* Start Input rows *
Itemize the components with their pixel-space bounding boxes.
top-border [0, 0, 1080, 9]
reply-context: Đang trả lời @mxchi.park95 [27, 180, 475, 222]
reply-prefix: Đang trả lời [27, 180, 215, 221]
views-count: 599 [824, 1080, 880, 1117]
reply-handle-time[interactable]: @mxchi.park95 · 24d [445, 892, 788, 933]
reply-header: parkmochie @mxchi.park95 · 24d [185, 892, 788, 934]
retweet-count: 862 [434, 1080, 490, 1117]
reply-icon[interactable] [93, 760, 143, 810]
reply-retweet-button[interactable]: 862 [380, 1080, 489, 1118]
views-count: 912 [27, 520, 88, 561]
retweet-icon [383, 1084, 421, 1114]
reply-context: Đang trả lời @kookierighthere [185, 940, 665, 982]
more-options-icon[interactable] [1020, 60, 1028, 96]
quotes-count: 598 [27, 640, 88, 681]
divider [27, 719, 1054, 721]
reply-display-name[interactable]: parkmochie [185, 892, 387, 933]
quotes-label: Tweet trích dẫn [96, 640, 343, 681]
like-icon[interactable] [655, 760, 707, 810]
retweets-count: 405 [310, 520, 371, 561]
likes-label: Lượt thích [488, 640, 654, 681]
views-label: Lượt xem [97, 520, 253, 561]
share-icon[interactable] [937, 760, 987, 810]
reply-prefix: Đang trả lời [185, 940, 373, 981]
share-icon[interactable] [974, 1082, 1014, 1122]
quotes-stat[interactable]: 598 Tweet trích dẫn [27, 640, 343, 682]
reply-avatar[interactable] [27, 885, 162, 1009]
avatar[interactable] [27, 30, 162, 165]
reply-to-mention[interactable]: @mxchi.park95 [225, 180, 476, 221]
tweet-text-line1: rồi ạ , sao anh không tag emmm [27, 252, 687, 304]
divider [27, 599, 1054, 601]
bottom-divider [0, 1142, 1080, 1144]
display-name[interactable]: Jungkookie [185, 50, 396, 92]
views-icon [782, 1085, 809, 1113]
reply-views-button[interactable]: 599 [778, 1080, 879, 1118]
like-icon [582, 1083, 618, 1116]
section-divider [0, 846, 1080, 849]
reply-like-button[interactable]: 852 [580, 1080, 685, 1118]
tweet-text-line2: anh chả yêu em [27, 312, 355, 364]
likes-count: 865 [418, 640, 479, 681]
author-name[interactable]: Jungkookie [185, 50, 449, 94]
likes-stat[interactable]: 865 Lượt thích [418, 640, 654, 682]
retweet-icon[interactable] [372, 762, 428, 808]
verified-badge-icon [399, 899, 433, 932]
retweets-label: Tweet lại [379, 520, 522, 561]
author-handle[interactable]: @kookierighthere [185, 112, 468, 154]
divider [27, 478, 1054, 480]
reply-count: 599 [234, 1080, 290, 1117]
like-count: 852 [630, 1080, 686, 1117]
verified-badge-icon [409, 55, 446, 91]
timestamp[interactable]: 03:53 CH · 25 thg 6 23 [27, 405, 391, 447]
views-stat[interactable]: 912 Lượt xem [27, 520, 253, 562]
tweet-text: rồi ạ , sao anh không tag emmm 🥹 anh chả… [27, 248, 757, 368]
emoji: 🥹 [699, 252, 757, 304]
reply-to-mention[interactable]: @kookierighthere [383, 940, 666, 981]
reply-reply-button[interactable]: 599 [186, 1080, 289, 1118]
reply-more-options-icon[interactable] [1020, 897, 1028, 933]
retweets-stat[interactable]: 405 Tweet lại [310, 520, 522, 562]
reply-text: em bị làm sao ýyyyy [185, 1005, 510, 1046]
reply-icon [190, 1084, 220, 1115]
* End Input rows *
Reproduce every line of the listing above, without any alteration.

Itemize the components with their pixel-space bounding boxes.
top-border [0, 0, 1080, 9]
reply-context: Đang trả lời @mxchi.park95 [27, 180, 475, 222]
reply-prefix: Đang trả lời [27, 180, 215, 221]
views-count: 599 [824, 1080, 880, 1117]
reply-handle-time[interactable]: @mxchi.park95 · 24d [445, 892, 788, 933]
reply-header: parkmochie @mxchi.park95 · 24d [185, 892, 788, 934]
retweet-count: 862 [434, 1080, 490, 1117]
reply-icon[interactable] [93, 760, 143, 810]
reply-retweet-button[interactable]: 862 [380, 1080, 489, 1118]
views-count: 912 [27, 520, 88, 561]
retweet-icon [383, 1084, 421, 1114]
reply-context: Đang trả lời @kookierighthere [185, 940, 665, 982]
more-options-icon[interactable] [1020, 60, 1028, 96]
quotes-count: 598 [27, 640, 88, 681]
divider [27, 719, 1054, 721]
reply-display-name[interactable]: parkmochie [185, 892, 387, 933]
quotes-label: Tweet trích dẫn [96, 640, 343, 681]
like-icon[interactable] [655, 760, 707, 810]
retweets-count: 405 [310, 520, 371, 561]
likes-label: Lượt thích [488, 640, 654, 681]
views-label: Lượt xem [97, 520, 253, 561]
share-icon[interactable] [937, 760, 987, 810]
reply-prefix: Đang trả lời [185, 940, 373, 981]
share-icon[interactable] [974, 1082, 1014, 1122]
quotes-stat[interactable]: 598 Tweet trích dẫn [27, 640, 343, 682]
reply-avatar[interactable] [27, 885, 162, 1009]
avatar[interactable] [27, 30, 162, 165]
reply-to-mention[interactable]: @mxchi.park95 [225, 180, 476, 221]
tweet-text-line1: rồi ạ , sao anh không tag emmm [27, 252, 687, 304]
divider [27, 599, 1054, 601]
bottom-divider [0, 1142, 1080, 1144]
display-name[interactable]: Jungkookie [185, 50, 396, 92]
views-icon [782, 1085, 809, 1113]
reply-views-button[interactable]: 599 [778, 1080, 879, 1118]
like-icon [582, 1083, 618, 1116]
section-divider [0, 846, 1080, 849]
reply-like-button[interactable]: 852 [580, 1080, 685, 1118]
tweet-text-line2: anh chả yêu em [27, 312, 355, 364]
likes-count: 865 [418, 640, 479, 681]
author-name[interactable]: Jungkookie [185, 50, 449, 94]
likes-stat[interactable]: 865 Lượt thích [418, 640, 654, 682]
retweet-icon[interactable] [372, 762, 428, 808]
verified-badge-icon [399, 899, 433, 932]
retweets-label: Tweet lại [379, 520, 522, 561]
author-handle[interactable]: @kookierighthere [185, 112, 468, 154]
divider [27, 478, 1054, 480]
reply-count: 599 [234, 1080, 290, 1117]
like-count: 852 [630, 1080, 686, 1117]
verified-badge-icon [409, 55, 446, 91]
timestamp[interactable]: 03:53 CH · 25 thg 6 23 [27, 405, 391, 447]
views-stat[interactable]: 912 Lượt xem [27, 520, 253, 562]
tweet-text: rồi ạ , sao anh không tag emmm 🥹 anh chả… [27, 248, 757, 368]
emoji: 🥹 [699, 252, 757, 304]
reply-to-mention[interactable]: @kookierighthere [383, 940, 666, 981]
reply-reply-button[interactable]: 599 [186, 1080, 289, 1118]
reply-more-options-icon[interactable] [1020, 897, 1028, 933]
retweets-stat[interactable]: 405 Tweet lại [310, 520, 522, 562]
reply-text: em bị làm sao ýyyyy [185, 1005, 510, 1046]
reply-icon [190, 1084, 220, 1115]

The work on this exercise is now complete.